▸ EXERCISE PROMPT:
Lines containing the word "中外医疗" should be extracted in full.

▸ AVAILABLE RECORDS:
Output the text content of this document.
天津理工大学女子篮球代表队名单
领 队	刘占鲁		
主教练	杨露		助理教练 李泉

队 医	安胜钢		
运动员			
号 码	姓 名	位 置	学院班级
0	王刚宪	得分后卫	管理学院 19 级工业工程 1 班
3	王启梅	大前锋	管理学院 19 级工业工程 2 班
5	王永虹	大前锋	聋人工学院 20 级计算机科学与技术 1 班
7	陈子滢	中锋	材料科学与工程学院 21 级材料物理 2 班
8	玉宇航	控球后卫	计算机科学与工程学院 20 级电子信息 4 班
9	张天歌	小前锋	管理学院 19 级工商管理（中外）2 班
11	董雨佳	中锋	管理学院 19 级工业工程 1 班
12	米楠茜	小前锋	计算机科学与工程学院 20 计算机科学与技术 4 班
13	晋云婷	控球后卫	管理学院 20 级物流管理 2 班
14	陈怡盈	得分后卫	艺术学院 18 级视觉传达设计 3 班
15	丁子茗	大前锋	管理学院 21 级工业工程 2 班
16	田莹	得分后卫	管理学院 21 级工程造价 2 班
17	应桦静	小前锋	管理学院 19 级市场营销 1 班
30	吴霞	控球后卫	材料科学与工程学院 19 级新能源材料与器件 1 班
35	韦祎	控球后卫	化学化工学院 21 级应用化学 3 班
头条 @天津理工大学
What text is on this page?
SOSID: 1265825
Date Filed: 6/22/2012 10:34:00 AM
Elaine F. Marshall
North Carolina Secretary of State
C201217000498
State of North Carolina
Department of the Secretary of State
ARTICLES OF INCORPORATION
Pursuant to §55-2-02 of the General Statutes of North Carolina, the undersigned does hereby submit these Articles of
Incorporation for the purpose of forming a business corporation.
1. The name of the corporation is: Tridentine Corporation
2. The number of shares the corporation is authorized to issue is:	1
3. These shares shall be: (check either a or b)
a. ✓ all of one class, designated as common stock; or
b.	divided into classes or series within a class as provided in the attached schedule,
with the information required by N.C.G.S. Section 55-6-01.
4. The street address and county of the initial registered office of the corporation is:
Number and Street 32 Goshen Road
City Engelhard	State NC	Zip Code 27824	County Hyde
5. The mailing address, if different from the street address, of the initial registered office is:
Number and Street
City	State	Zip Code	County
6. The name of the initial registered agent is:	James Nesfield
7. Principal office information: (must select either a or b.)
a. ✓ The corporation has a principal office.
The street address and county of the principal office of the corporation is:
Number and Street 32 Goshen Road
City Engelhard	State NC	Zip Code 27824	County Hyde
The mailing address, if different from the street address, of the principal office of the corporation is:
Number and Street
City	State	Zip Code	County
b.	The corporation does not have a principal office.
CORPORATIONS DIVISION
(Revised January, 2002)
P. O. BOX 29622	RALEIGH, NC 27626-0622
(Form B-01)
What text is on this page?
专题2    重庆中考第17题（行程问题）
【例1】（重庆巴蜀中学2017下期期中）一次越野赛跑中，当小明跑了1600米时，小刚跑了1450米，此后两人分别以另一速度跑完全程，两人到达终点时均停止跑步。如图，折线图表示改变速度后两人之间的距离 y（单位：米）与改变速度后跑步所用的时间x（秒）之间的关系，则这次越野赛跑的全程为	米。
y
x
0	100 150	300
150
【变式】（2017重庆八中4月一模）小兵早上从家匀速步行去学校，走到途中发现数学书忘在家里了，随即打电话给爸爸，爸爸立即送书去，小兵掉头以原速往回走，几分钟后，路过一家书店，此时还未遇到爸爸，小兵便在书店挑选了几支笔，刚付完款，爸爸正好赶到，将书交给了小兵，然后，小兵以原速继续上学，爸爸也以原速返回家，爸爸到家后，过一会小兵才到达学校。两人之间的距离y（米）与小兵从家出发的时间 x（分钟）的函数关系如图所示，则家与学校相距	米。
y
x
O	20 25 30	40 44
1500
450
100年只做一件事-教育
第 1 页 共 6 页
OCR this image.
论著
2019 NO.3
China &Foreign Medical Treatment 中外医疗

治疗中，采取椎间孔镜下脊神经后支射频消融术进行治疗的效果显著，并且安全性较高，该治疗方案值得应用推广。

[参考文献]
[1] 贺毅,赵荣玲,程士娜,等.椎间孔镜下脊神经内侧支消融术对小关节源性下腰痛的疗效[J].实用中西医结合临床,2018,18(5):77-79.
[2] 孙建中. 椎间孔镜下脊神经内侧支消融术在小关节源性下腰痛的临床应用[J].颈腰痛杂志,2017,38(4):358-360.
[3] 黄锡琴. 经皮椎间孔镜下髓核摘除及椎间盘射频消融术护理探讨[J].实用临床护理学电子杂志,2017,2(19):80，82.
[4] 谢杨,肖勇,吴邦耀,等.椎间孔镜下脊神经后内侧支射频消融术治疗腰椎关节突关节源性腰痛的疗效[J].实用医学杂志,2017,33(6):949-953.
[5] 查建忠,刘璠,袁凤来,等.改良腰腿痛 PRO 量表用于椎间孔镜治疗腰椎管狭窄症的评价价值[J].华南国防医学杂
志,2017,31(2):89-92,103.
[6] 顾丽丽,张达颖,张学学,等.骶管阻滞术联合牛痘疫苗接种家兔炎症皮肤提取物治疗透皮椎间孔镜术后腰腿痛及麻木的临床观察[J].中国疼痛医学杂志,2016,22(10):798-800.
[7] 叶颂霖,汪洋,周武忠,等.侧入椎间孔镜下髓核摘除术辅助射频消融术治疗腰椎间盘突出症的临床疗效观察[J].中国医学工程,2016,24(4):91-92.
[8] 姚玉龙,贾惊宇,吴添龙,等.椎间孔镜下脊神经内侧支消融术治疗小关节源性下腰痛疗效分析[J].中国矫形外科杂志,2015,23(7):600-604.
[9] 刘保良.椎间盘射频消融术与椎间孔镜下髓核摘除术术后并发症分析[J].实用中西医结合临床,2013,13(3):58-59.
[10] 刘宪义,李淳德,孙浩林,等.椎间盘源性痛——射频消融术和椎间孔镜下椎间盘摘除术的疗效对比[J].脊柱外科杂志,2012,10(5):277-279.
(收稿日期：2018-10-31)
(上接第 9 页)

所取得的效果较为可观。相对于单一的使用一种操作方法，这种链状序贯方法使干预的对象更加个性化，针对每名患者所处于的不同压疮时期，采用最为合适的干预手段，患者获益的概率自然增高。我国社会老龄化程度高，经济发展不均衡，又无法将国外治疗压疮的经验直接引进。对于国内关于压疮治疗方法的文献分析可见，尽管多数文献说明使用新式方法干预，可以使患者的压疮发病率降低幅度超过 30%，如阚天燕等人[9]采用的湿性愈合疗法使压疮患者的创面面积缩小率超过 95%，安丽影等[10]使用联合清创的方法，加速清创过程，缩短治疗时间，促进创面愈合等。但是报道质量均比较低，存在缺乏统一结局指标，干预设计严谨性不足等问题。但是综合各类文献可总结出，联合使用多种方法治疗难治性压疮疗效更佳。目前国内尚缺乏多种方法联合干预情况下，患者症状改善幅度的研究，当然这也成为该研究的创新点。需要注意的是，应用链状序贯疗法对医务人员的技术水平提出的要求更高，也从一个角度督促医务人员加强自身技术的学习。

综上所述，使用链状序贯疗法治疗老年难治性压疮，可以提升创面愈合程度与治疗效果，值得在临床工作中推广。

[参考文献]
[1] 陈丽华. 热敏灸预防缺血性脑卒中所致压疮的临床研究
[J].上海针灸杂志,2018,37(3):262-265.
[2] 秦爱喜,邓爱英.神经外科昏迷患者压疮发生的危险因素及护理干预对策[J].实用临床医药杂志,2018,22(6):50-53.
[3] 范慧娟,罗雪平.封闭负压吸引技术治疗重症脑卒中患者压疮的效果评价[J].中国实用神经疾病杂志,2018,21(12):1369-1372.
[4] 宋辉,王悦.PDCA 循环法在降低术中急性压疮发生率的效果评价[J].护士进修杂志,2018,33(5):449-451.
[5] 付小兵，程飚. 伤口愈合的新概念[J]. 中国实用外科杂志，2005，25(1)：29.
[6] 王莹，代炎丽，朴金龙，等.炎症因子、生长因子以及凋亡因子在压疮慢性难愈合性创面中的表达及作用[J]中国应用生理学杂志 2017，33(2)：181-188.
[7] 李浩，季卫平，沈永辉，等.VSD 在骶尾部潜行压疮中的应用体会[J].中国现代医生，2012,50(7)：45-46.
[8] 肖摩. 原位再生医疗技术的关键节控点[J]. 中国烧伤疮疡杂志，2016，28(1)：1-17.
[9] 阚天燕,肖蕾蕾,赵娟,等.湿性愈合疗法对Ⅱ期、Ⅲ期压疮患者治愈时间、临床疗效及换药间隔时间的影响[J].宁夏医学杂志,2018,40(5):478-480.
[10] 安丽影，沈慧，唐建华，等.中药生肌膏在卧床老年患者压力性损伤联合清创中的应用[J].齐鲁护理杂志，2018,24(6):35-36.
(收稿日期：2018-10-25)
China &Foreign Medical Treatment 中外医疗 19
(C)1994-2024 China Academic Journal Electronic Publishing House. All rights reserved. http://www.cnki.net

▸ THE COMPLETED TASK:
China &Foreign Medical Treatment 中外医疗
China &Foreign Medical Treatment 中外医疗 19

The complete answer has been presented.